[Saved entries]
____________

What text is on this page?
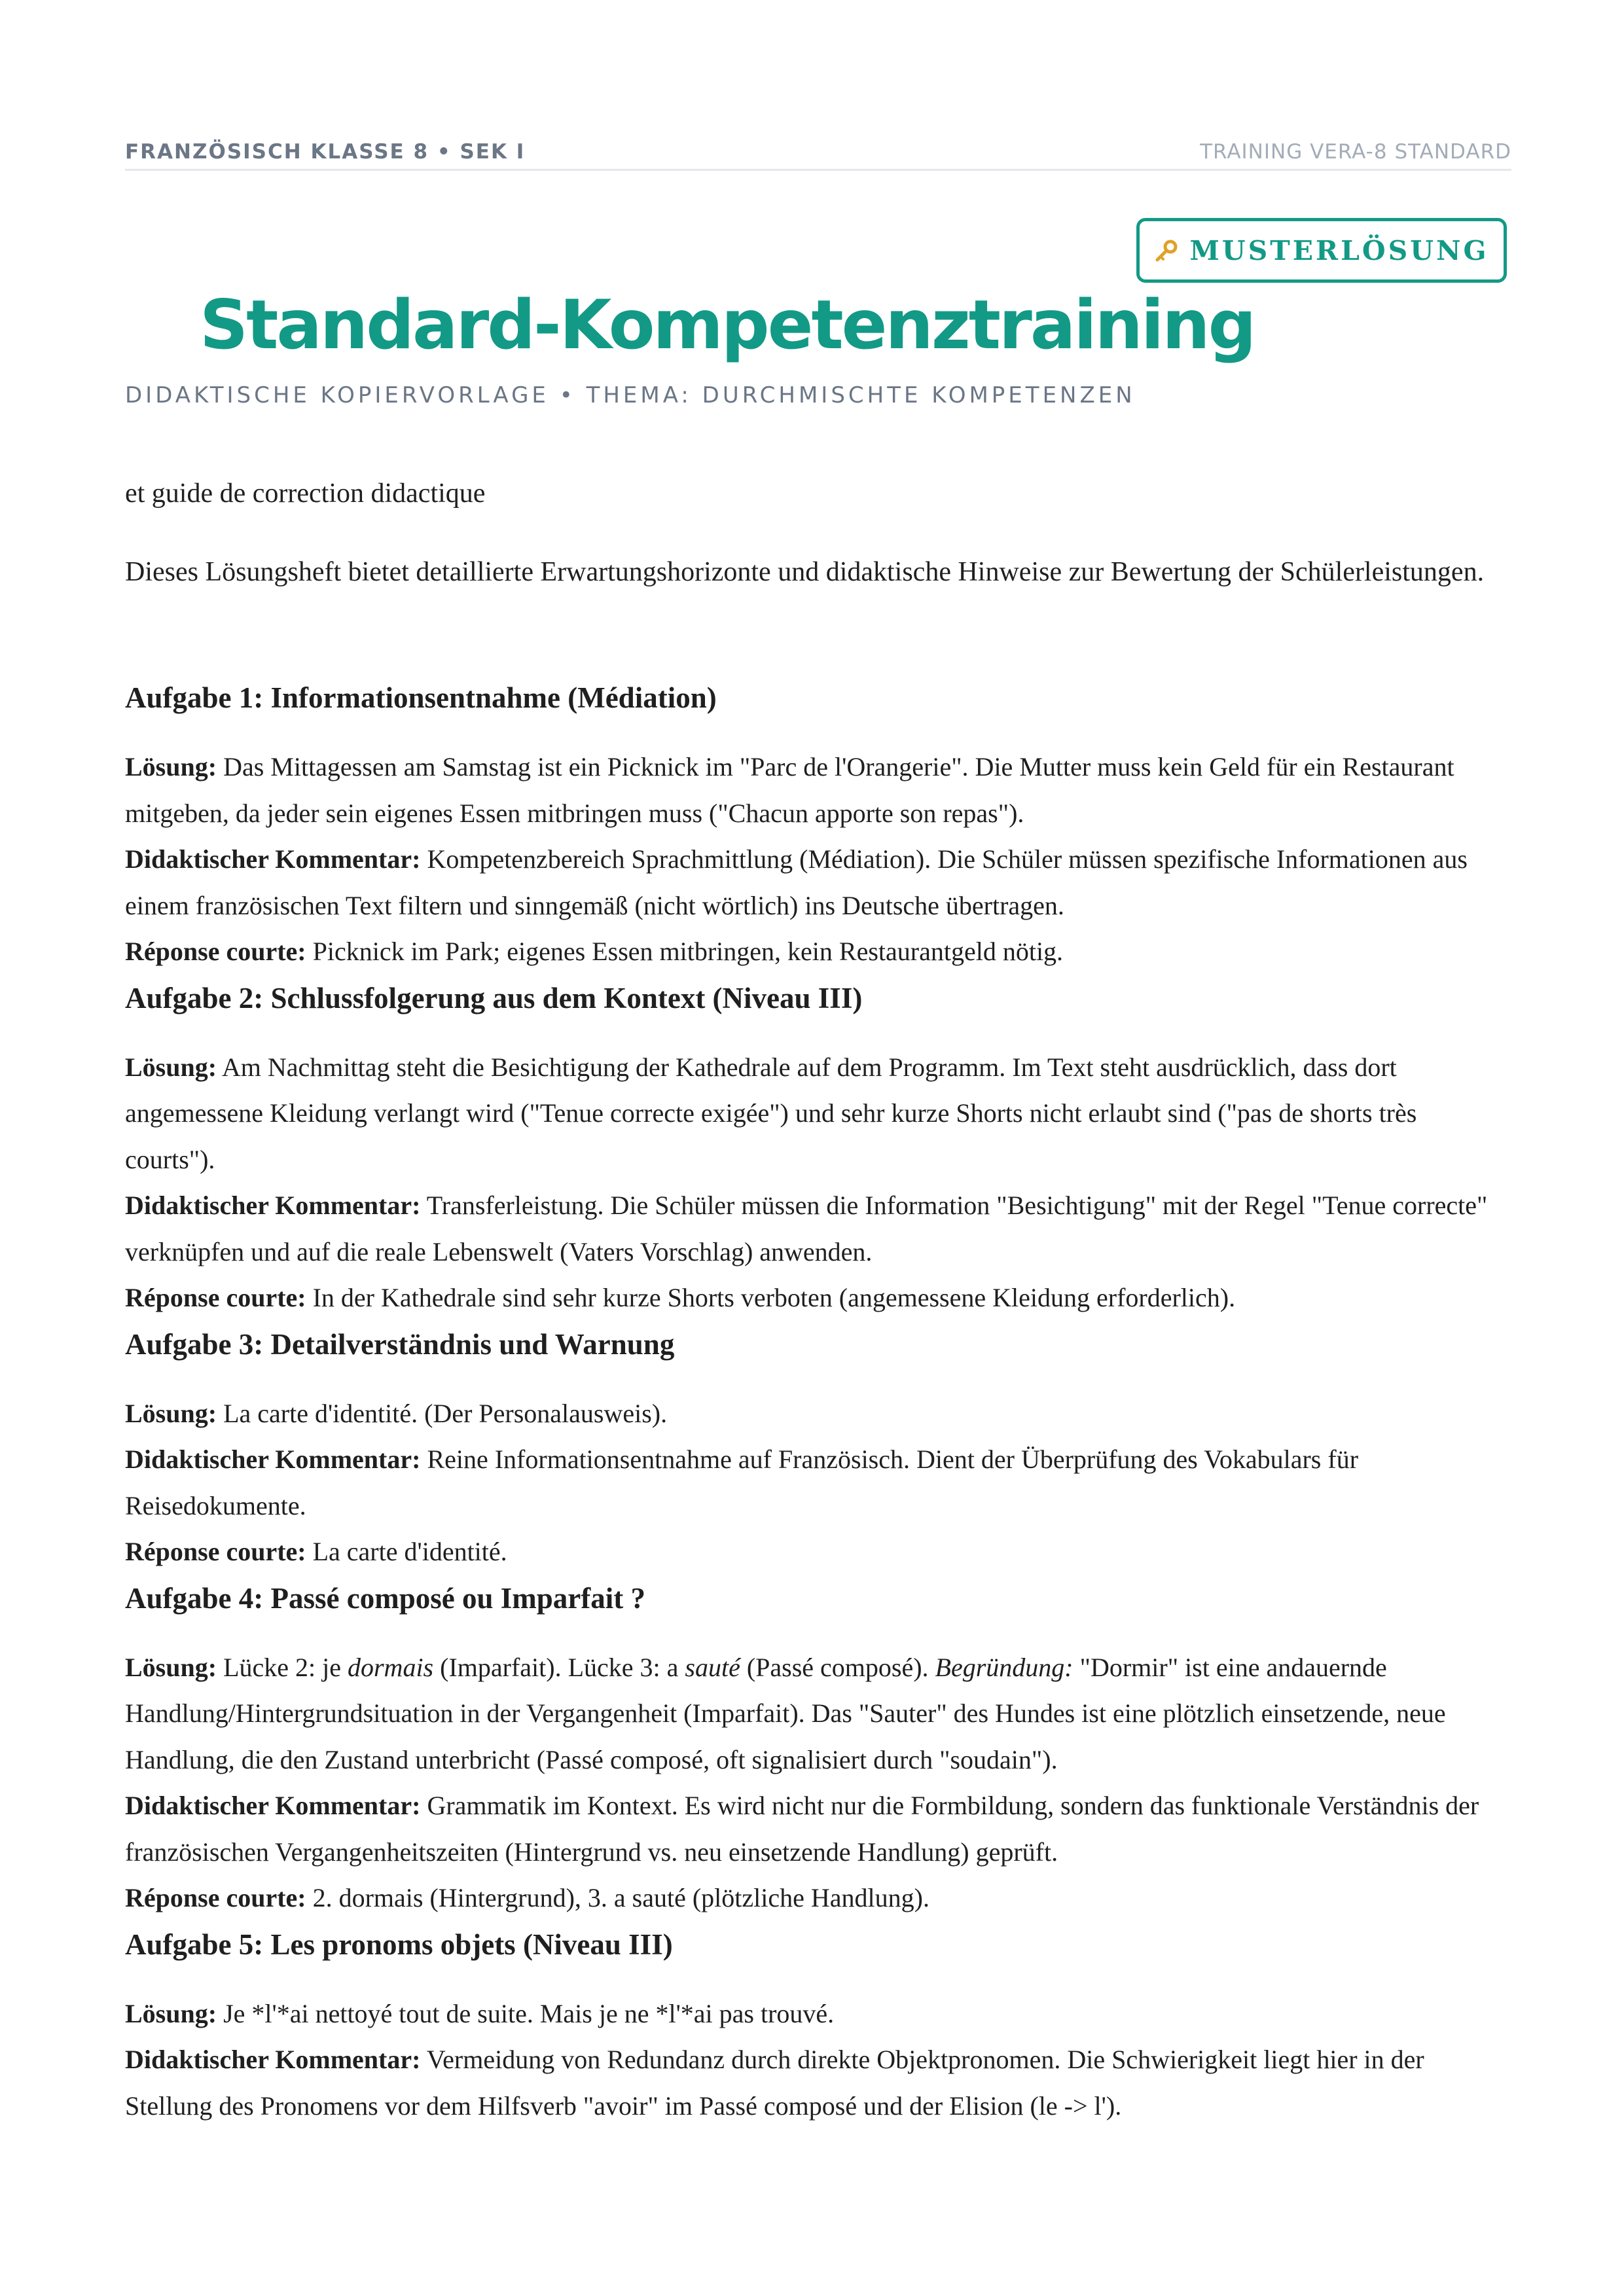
FRANZÖSISCH KLASSE 8 • SEK I	TRAINING VERA-8 STANDARD
MUSTERLÖSUNG
Standard-Kompetenztraining
DIDAKTISCHE KOPIERVORLAGE • THEMA: DURCHMISCHTE KOMPETENZEN
et guide de correction didactique
Dieses Lösungsheft bietet detaillierte Erwartungshorizonte und didaktische Hinweise zur Bewertung der Schülerleistungen.
Aufgabe 1: Informationsentnahme (Médiation)

Lösung: Das Mittagessen am Samstag ist ein Picknick im "Parc de l'Orangerie". Die Mutter muss kein Geld für ein Restaurant mitgeben, da jeder sein eigenes Essen mitbringen muss ("Chacun apporte son repas").

Didaktischer Kommentar: Kompetenzbereich Sprachmittlung (Médiation). Die Schüler müssen spezifische Informationen aus einem französischen Text filtern und sinngemäß (nicht wörtlich) ins Deutsche übertragen.

Réponse courte: Picknick im Park; eigenes Essen mitbringen, kein Restaurantgeld nötig.

Aufgabe 2: Schlussfolgerung aus dem Kontext (Niveau III)

Lösung: Am Nachmittag steht die Besichtigung der Kathedrale auf dem Programm. Im Text steht ausdrücklich, dass dort angemessene Kleidung verlangt wird ("Tenue correcte exigée") und sehr kurze Shorts nicht erlaubt sind ("pas de shorts très courts").

Didaktischer Kommentar: Transferleistung. Die Schüler müssen die Information "Besichtigung" mit der Regel "Tenue correcte" verknüpfen und auf die reale Lebenswelt (Vaters Vorschlag) anwenden.

Réponse courte: In der Kathedrale sind sehr kurze Shorts verboten (angemessene Kleidung erforderlich).

Aufgabe 3: Detailverständnis und Warnung

Lösung: La carte d'identité. (Der Personalausweis).

Didaktischer Kommentar: Reine Informationsentnahme auf Französisch. Dient der Überprüfung des Vokabulars für Reisedokumente.

Réponse courte: La carte d'identité.

Aufgabe 4: Passé composé ou Imparfait ?

Lösung: Lücke 2: je dormais (Imparfait). Lücke 3: a sauté (Passé composé). Begründung: "Dormir" ist eine andauernde Handlung/Hintergrundsituation in der Vergangenheit (Imparfait). Das "Sauter" des Hundes ist eine plötzlich einsetzende, neue Handlung, die den Zustand unterbricht (Passé composé, oft signalisiert durch "soudain").

Didaktischer Kommentar: Grammatik im Kontext. Es wird nicht nur die Formbildung, sondern das funktionale Verständnis der französischen Vergangenheitszeiten (Hintergrund vs. neu einsetzende Handlung) geprüft.

Réponse courte: 2. dormais (Hintergrund), 3. a sauté (plötzliche Handlung).

Aufgabe 5: Les pronoms objets (Niveau III)

Lösung: Je *l'*ai nettoyé tout de suite. Mais je ne *l'*ai pas trouvé.

Didaktischer Kommentar: Vermeidung von Redundanz durch direkte Objektpronomen. Die Schwierigkeit liegt hier in der Stellung des Pronomens vor dem Hilfsverb "avoir" im Passé composé und der Elision (le -> l').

____________

- **WORK ITEM**: Reproduce the data in full. Do not carry over any picture.

- **TASK ANSWER**:
What text is on this page?
FRANZÖSISCH KLASSE 8 • SEK I	TRAINING VERA-8 STANDARD
MUSTERLÖSUNG
Standard-Kompetenztraining
DIDAKTISCHE KOPIERVORLAGE • THEMA: DURCHMISCHTE KOMPETENZEN
et guide de correction didactique
Dieses Lösungsheft bietet detaillierte Erwartungshorizonte und didaktische Hinweise zur Bewertung der Schülerleistungen.
Aufgabe 1: Informationsentnahme (Médiation)

Lösung: Das Mittagessen am Samstag ist ein Picknick im "Parc de l'Orangerie". Die Mutter muss kein Geld für ein Restaurant mitgeben, da jeder sein eigenes Essen mitbringen muss ("Chacun apporte son repas").

Didaktischer Kommentar: Kompetenzbereich Sprachmittlung (Médiation). Die Schüler müssen spezifische Informationen aus einem französischen Text filtern und sinngemäß (nicht wörtlich) ins Deutsche übertragen.

Réponse courte: Picknick im Park; eigenes Essen mitbringen, kein Restaurantgeld nötig.

Aufgabe 2: Schlussfolgerung aus dem Kontext (Niveau III)

Lösung: Am Nachmittag steht die Besichtigung der Kathedrale auf dem Programm. Im Text steht ausdrücklich, dass dort angemessene Kleidung verlangt wird ("Tenue correcte exigée") und sehr kurze Shorts nicht erlaubt sind ("pas de shorts très courts").

Didaktischer Kommentar: Transferleistung. Die Schüler müssen die Information "Besichtigung" mit der Regel "Tenue correcte" verknüpfen und auf die reale Lebenswelt (Vaters Vorschlag) anwenden.

Réponse courte: In der Kathedrale sind sehr kurze Shorts verboten (angemessene Kleidung erforderlich).

Aufgabe 3: Detailverständnis und Warnung

Lösung: La carte d'identité. (Der Personalausweis).

Didaktischer Kommentar: Reine Informationsentnahme auf Französisch. Dient der Überprüfung des Vokabulars für Reisedokumente.

Réponse courte: La carte d'identité.

Aufgabe 4: Passé composé ou Imparfait ?

Lösung: Lücke 2: je dormais (Imparfait). Lücke 3: a sauté (Passé composé). Begründung: "Dormir" ist eine andauernde Handlung/Hintergrundsituation in der Vergangenheit (Imparfait). Das "Sauter" des Hundes ist eine plötzlich einsetzende, neue Handlung, die den Zustand unterbricht (Passé composé, oft signalisiert durch "soudain").

Didaktischer Kommentar: Grammatik im Kontext. Es wird nicht nur die Formbildung, sondern das funktionale Verständnis der französischen Vergangenheitszeiten (Hintergrund vs. neu einsetzende Handlung) geprüft.

Réponse courte: 2. dormais (Hintergrund), 3. a sauté (plötzliche Handlung).

Aufgabe 5: Les pronoms objets (Niveau III)

Lösung: Je *l'*ai nettoyé tout de suite. Mais je ne *l'*ai pas trouvé.

Didaktischer Kommentar: Vermeidung von Redundanz durch direkte Objektpronomen. Die Schwierigkeit liegt hier in der Stellung des Pronomens vor dem Hilfsverb "avoir" im Passé composé und der Elision (le -> l').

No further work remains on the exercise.